======== Texto extraído ========

El 15 de septiembre de 2001, con las ruinas del World Trade Center de Nueva York aún humeantes, el presidente George W. Bush convocó en Camp David una reunión con un pequeño círculo formado por sus más estrechos colaboradores. Participaron, entre otros, el secretario de Defensa Donald Rumsfeld, el número dos del Pentágono, Paul Wolfowitz, la consejera de Seguridad Nacional Condoleezza Rice y el general Tommy Ray Franks, que dirigía el Mando Central de Estados Unidos para Oriente Medio. Según las informaciones que se han ido filtrando a lo largo del tiempo (1), las conversaciones se centraron en primer lugar en la respuesta militar –que Franks comandaría– a los atentados de Nueva York y Washington. En el punto de mira, la organización terrorista Al Qaeda y el emirato instaurado por los talibanes. Sin embargo, el presidente estadounidense no tardó en recordar el objetivo que su Administración se había planteado desde que asumiera las funciones en enero: derrocar a Sadam Husein, el dictador iraquí que había gobernado su país con puño de hierro durante las últimas tres décadas. Wolfowitz abogó entonces por un ataque simultáneo contra Afganistán e Irak, pero su propuesta no prosperó. Aunque sí le dieron el visto bueno para la creación de una célula encargada de preparar el cambio de régimen en Bagdad, la acción militar debía posponerse hasta la captura de Osama Bin Laden y la derrota de los talibanes, que habían acogido al líder de Al Qaeda y se negaban a extraditarlo.
Se puso entonces en marcha una doble maquinaria belicista. Por un lado, la guerra de Afganistán, que –dado el fuerte impacto emocional que tuvieron los atentados en suelo estadounidense– dio lugar a un aluvión de declaraciones solemnes y gozó de una amplia cobertura mediática que la presentaba como una respuesta legítima a los atentados, así como del apoyo de gran parte de la “comunidad internacional” y del aval de la Organización de las Naciones Unidas (ONU), sin olvidar el amplísimo respaldo entre las diferentes opiniones públicas occidentales. Por otro lado, la futura invasión de Irak, cuya preparación será, en una primera fase, sumamente discreta. Motivada por una implacable voluntad de provocar un cambio de régimen en Bagdad, esta ofensiva lo tendrá mucho más complicado para encontrar respaldo, incluso entre los estadounidenses.

========

→ Indicación 1: ¿Puedes duplicar, sin cambiar nada, el fragmento del texto sobre la invasión de Irak que empieza en las palabras que contienen "Se puso entonces" y se detiene después de "entre los estadounidenses."?
→ Indicación 2: ¿Podrías proseguir el texto sobre la invasión de Irak a partir de su última oración?

======== Extracto de datos ========

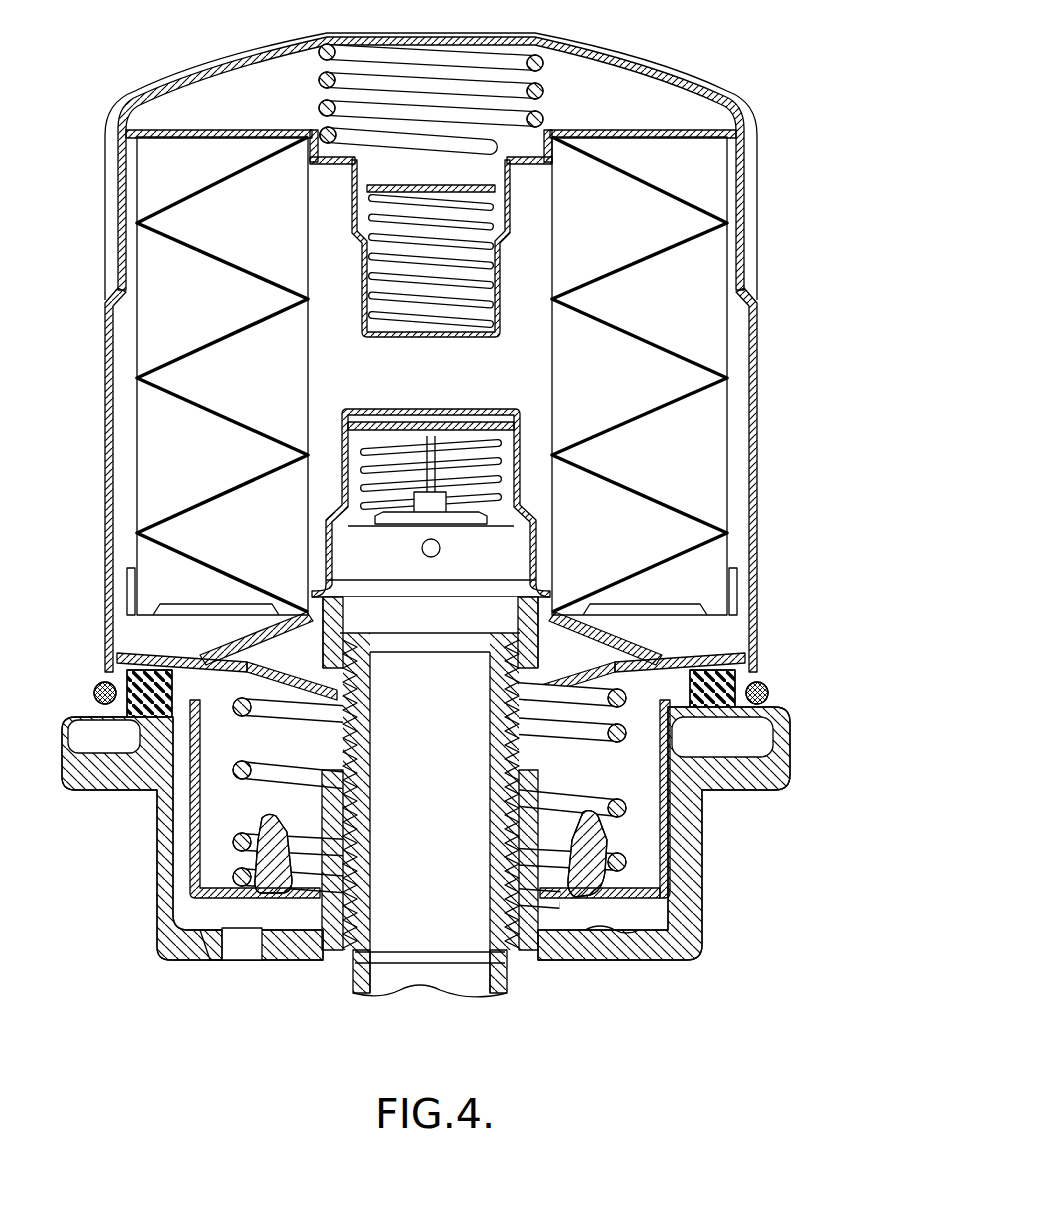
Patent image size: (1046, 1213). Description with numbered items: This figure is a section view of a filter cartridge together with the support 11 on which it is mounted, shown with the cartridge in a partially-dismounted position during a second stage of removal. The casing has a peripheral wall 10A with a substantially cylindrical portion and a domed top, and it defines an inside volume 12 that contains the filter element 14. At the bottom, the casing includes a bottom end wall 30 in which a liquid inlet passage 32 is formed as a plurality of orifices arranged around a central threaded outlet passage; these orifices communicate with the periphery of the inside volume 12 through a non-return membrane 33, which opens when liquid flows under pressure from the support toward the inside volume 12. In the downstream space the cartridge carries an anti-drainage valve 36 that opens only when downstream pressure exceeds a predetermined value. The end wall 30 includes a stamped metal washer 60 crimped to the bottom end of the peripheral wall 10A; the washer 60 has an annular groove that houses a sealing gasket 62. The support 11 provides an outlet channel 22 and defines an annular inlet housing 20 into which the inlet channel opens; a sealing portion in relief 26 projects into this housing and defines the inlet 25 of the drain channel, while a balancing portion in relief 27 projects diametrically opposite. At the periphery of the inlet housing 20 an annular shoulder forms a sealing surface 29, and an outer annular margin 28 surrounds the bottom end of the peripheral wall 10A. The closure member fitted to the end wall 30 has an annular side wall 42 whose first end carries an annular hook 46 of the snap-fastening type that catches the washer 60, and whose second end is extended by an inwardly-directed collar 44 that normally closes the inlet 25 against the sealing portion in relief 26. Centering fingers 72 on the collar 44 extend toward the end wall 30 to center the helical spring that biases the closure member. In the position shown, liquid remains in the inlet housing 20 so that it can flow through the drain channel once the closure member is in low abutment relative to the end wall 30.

========

→ Resultado final 1:
Se puso entonces en marcha una doble maquinaria belicista. Por un lado, la guerra de Afganistán, que –dado el fuerte impacto emocional que tuvieron los atentados en suelo estadounidense– dio lugar a un aluvión de declaraciones solemnes y gozó de una amplia cobertura mediática que la presentaba como una respuesta legítima a los atentados, así como del apoyo de gran parte de la “comunidad internacional” y del aval de la Organización de las Naciones Unidas (ONU), sin olvidar el amplísimo respaldo entre las diferentes opiniones públicas occidentales. Por otro lado, la futura invasión de Irak, cuya preparación será, en una primera fase, sumamente discreta. Motivada por una implacable voluntad de provocar un cambio de régimen en Bagdad, esta ofensiva lo tendrá mucho más complicado para encontrar respaldo, incluso entre los estadounidenses.

→ Resultado final 2:
Ya que, ¿por qué perseguir a este país aislado y empobrecido, sometido a un severo embargo y que no parece representar ninguna amenaza seria para Estados Unidos en materia de seguridad? (2). Es cierto que Sadam Husein ya había invadido a dos de sus vecinos: Irán, en 1980, y Kuwait, en 1990. Despiadado con sus adversarios, incluso con su propio entorno, el dictador iraquí también había sofocado con sangre toda rebelión contra su autoridad, recurriendo sin pestañear al uso de armas químicas contra la población kurda, como hiciera en particular en 1988. La invasión de Kuwait convirtió Irak en un régimen paria y propició la intervención militar –de enero a marzo de 1991– de una coalición internacional liderada por Washington. Pero el rais no tenía ningún vínculo con Bin Laden y Al Qaeda, y menos aún con los atentados del 11 de septiembre. Su régimen, de carácter secular, de acuerdo con los principios laicos del partido gobernante, el Baaz, era considerado incluso impío por aquellos a los que entonces se empezaba a denominar yihadistas. Sin embargo, las autoridades estadounidenses pretendieron en vano hacer pasar por válida la tesis de su connivencia con la nebulosa de Al Qaeda. La información de que Mohammed Atta, que pilotaba uno de los dos aviones que impactaron contra el World Trade Center, se había reunido con un miembro de los servicios secretos iraquíes en Praga, fue uno de los pocos argumentos que Washington pudo esgrimir para implicar a Irak.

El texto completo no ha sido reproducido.